### ÉNONCÉ DU PROBLÈME
D'après l'extrait sur la restitution des vidéos, combien de temps d'échange libre faut-il laisser avant de reprendre le contrôle de la conversation ? Répondez en quelques mots, s'il vous plaît.

===== EXTRAIT À LIRE

Une fois la vidéo présentée, préparez-vous à ce que les échanges partent dans tous les sens. Pour éviter que votre restitution ne se transforme en foire, préparez en amont l’échange post-vidéo. 

Objectifs de la restitution.
Définissez avec vos stakeholders les objectifs de la restitution. Cela vous permettra de garder le contrôle et de rester focalisé sur ce qui doit être fait pendant la restitution. 

Écoute active.
Demandez à vos stakeholders d’écouter activement le contenu des vidéos. Encouragez les prises de notes, qui permettent d’avoir du recul sur tout ce qui a été entendu et vu. 

Organisez la prise de parole.
Laissez 1 à 2 minutes d’échange libre, en guise de catharsis, puis prenez le contrôle de la conversation. Rebondissez sur une parole et structurez la conversation.

Par exemple, si quelqu’un dit “clairement, ça veut dire que cette fonctionnalité n’est pas du tout comprise des utilisateurs” :

  • Demandez-lui de préciser sa pensée : “s’agit-il de toute la fonctionnalité, ou d’une partie de la fonctionnalité ?” 
  • Adressez-vous aux autres pour savoir s’ils sont d’accord avec l’analyse 
  • Si vous sentez des approximations dans l’analyse, apportez votre expertise : “ce que l’on comprend à travers ces extraits vidéos, c’est que…” 
  • Concluez avec les prochaines étapes en récapitulant ce que vous avez appris et les conséquences que cela entraîne (ex : y a-t-il besoin de Research complémentaire sur un point particulier ? Qui fait quoi ? Quelle est la deadline ?...) 

Timing.
Il n’y a rien de pire que de ne pas terminer sa restitution. Allouez un temps pour chaque vidéo présentée, et passez à la suivante. 

Parking lot.
La conversation dérive souvent sur des sujets connexes, qui sont intéressants mais qui n’ont pas leur place dans la discussion du moment. Notez tous ces sujets dans un parking lot, et dites à vos stakeholders qu’ils seront traités plus tard. Ne perdez pas de vue les objectifs de votre restitution. 

Comment utiliser la vidéo ailleurs que lors de vos restitutions ?

==========
===== MATÉRIEL RECUEILLI

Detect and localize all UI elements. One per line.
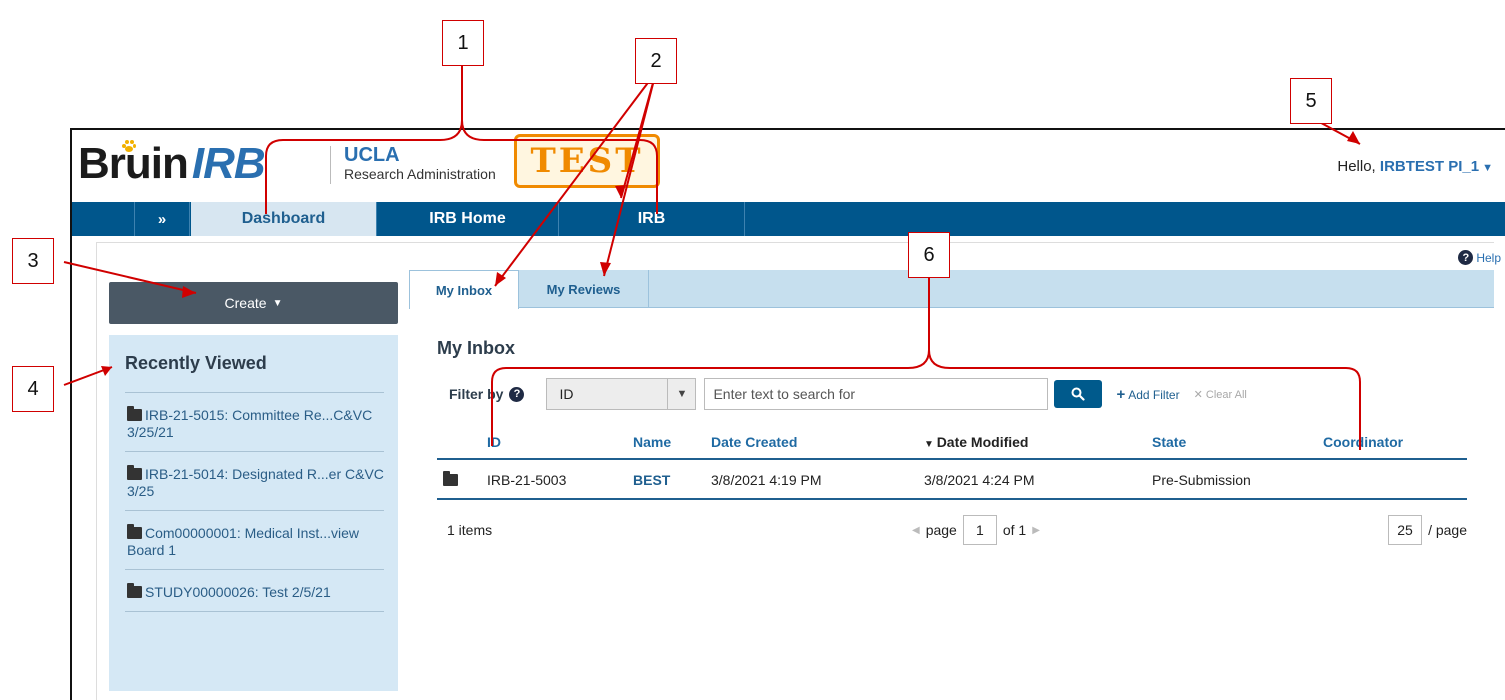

==========

### SOLUTION DU PROBLÈME
De 1 à 2 minutes.